▸ **OBJECTIVE**: Go through the entries below and copy each line containing the word "povodni".

Data entries
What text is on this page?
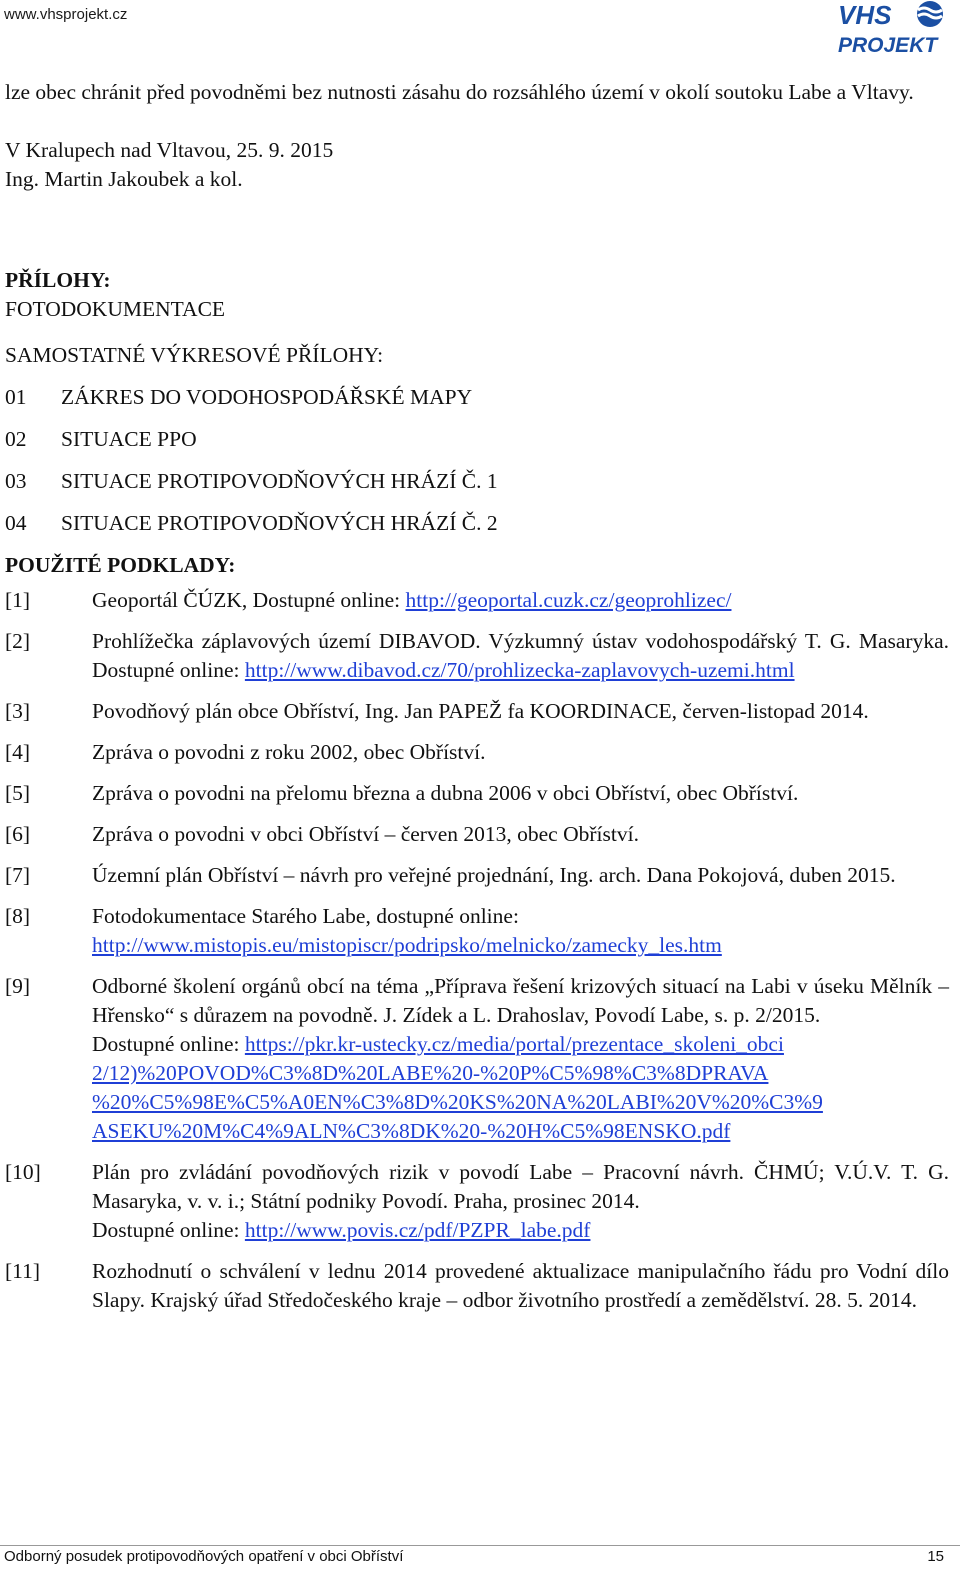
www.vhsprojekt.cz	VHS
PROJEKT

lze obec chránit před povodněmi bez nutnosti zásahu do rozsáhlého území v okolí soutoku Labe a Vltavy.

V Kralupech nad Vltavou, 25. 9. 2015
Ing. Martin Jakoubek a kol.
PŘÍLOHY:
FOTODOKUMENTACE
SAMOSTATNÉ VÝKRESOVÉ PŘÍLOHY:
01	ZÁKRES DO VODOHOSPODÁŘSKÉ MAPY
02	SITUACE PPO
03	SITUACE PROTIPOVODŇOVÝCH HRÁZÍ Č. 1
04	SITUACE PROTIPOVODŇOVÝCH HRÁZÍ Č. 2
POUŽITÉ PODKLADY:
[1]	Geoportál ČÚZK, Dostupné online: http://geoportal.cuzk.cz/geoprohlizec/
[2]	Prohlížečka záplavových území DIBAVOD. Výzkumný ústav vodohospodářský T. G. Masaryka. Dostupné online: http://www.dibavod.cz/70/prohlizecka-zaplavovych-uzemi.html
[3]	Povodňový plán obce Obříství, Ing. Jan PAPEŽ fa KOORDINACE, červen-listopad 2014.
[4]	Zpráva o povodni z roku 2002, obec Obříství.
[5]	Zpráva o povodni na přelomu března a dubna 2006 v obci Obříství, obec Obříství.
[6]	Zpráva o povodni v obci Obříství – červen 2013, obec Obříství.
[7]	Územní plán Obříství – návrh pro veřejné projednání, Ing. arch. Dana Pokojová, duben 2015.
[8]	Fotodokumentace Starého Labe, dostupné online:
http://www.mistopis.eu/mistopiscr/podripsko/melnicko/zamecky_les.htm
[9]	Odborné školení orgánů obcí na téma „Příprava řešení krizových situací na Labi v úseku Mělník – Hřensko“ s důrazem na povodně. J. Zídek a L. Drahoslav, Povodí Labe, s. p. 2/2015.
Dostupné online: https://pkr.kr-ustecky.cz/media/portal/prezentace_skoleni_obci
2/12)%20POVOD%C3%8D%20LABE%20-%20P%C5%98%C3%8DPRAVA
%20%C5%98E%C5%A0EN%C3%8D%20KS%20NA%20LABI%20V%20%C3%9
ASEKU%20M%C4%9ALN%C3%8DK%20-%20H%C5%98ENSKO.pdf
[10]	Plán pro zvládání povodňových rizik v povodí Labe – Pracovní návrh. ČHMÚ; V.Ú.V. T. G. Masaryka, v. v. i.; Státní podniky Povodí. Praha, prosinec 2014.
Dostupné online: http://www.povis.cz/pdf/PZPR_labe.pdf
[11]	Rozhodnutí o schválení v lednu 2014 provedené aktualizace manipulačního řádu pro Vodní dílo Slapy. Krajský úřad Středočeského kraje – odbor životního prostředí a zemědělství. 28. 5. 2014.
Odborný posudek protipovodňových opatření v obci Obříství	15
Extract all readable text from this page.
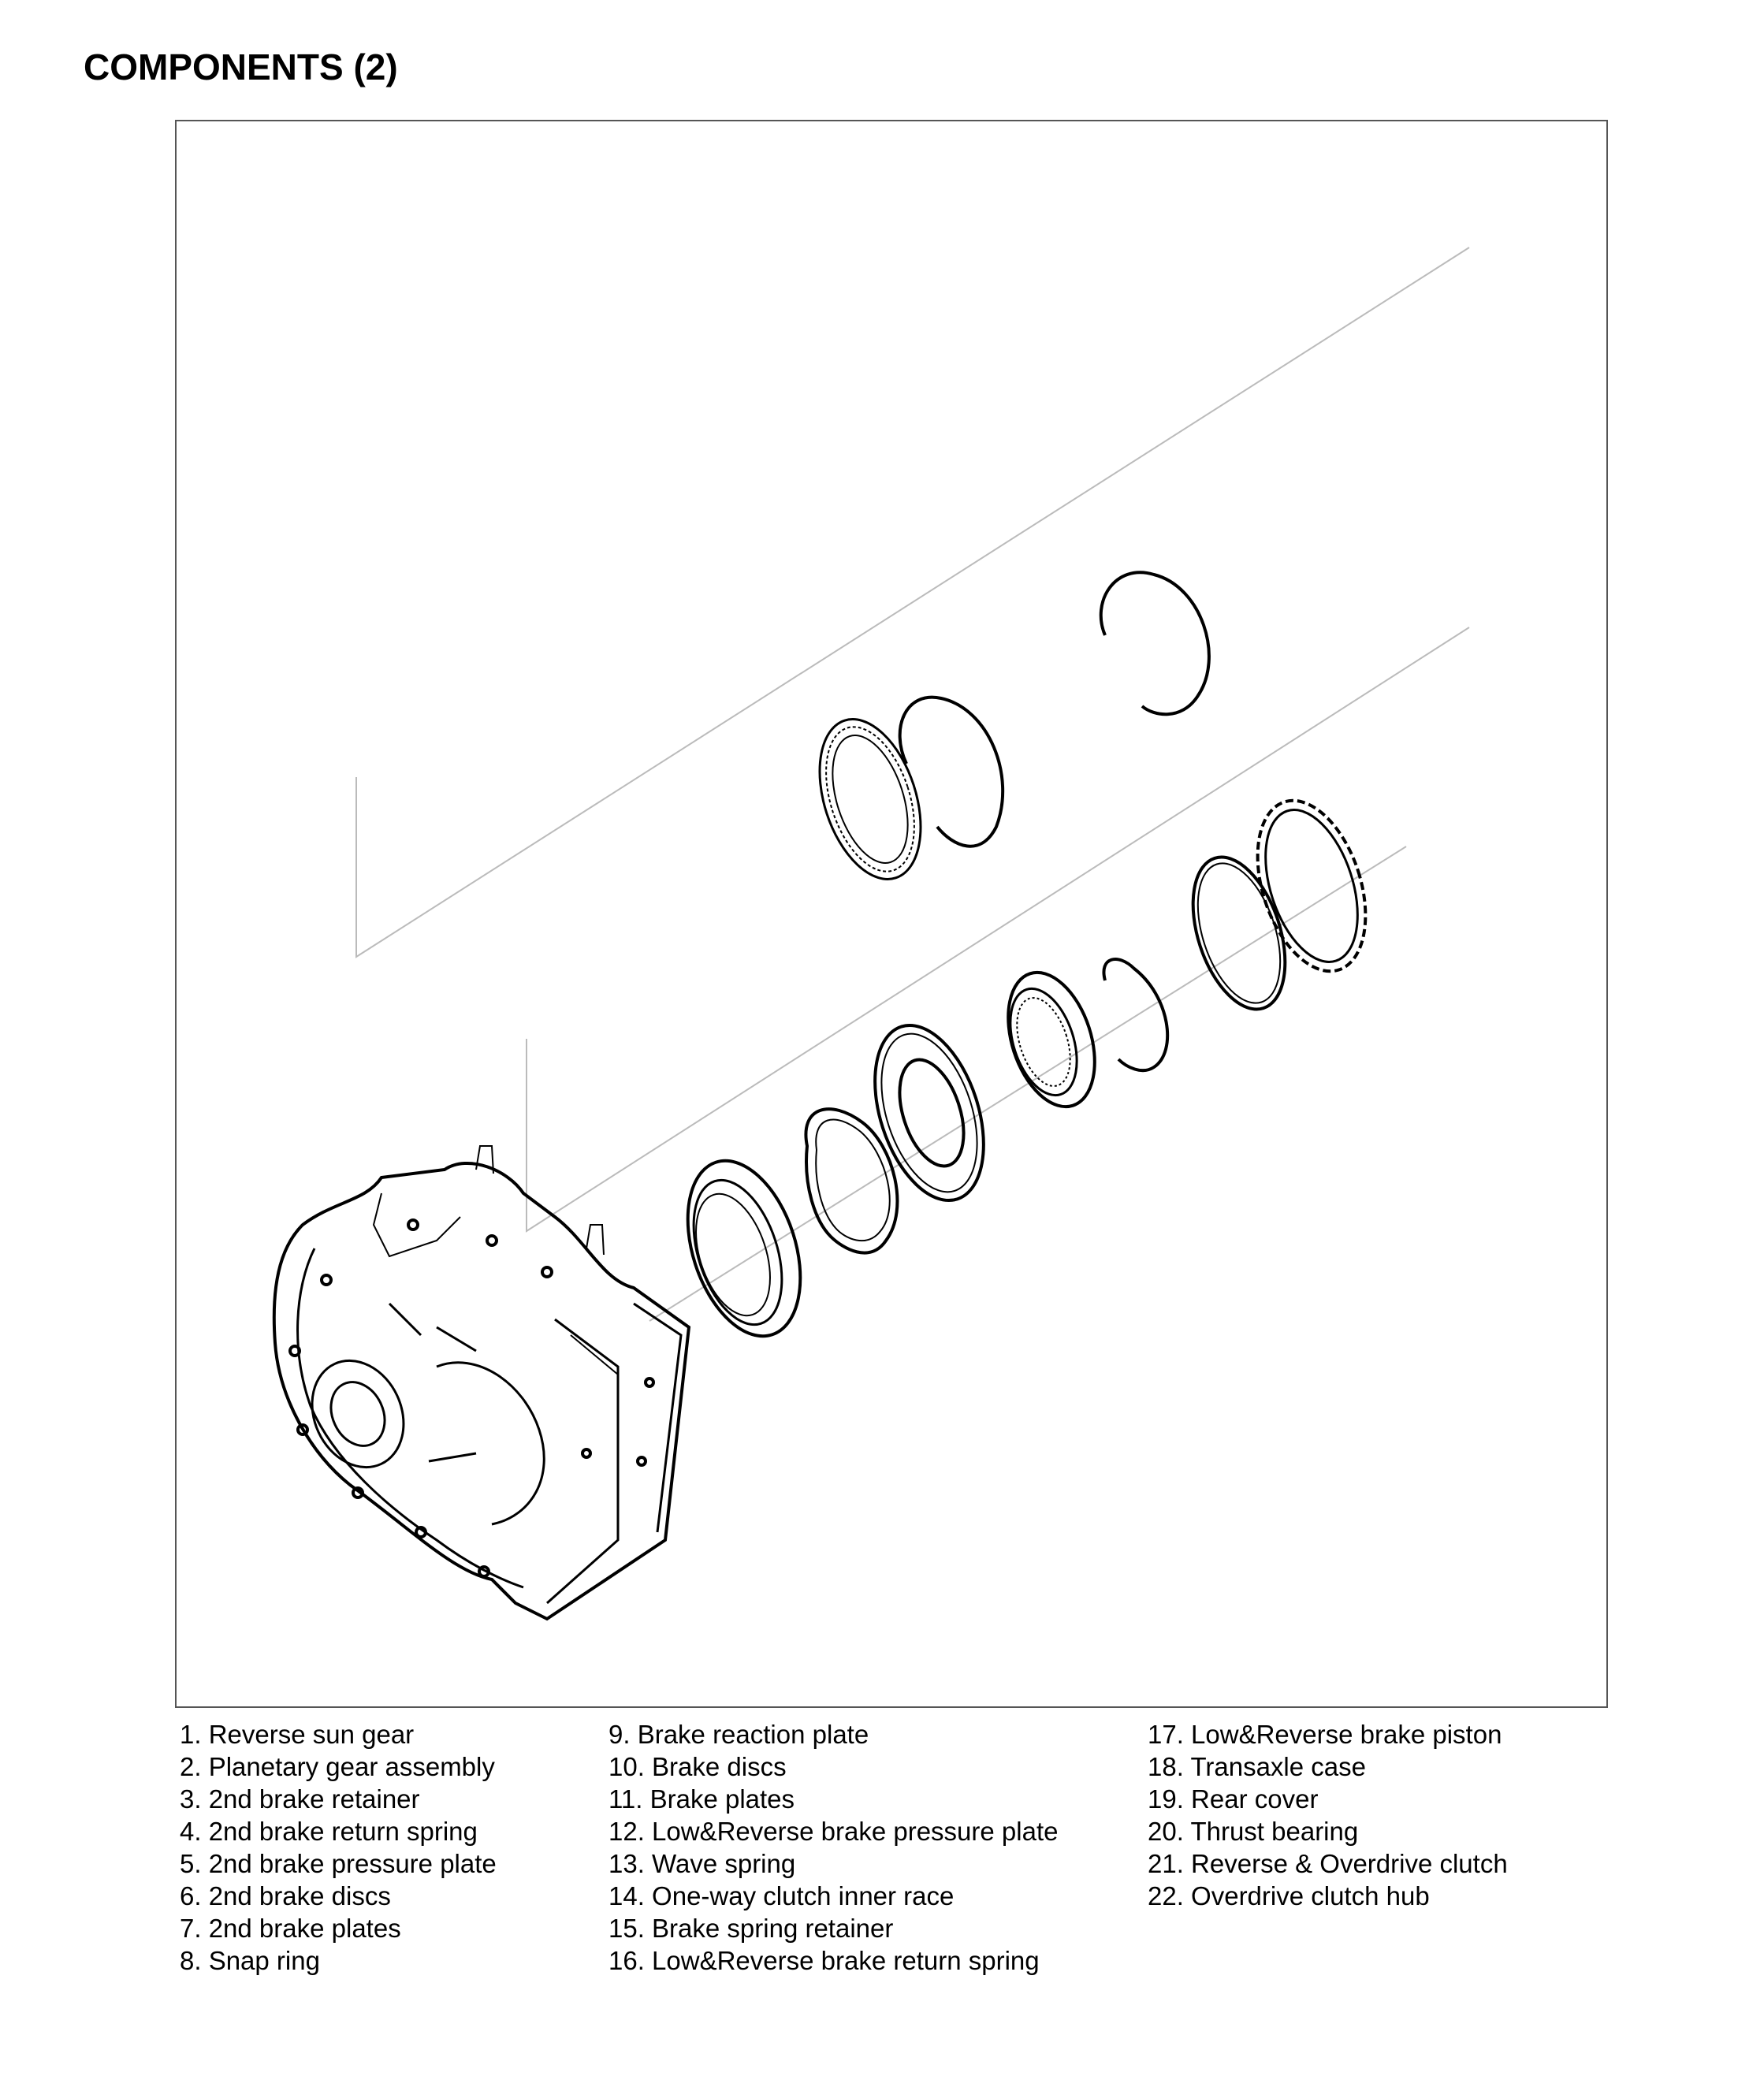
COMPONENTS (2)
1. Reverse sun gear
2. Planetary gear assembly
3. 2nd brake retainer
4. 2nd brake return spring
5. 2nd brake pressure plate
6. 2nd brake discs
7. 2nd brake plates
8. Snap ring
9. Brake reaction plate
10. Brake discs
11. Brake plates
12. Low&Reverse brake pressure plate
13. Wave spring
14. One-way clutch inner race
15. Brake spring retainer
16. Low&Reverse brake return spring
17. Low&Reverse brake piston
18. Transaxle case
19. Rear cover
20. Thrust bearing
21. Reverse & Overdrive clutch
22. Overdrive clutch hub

▸ **EXERCISE ANSWER**:
[4]	Zpráva o povodni z roku 2002, obec Obříství.
[5]	Zpráva o povodni na přelomu března a dubna 2006 v obci Obříství, obec Obříství.
[6]	Zpráva o povodni v obci Obříství – červen 2013, obec Obříství.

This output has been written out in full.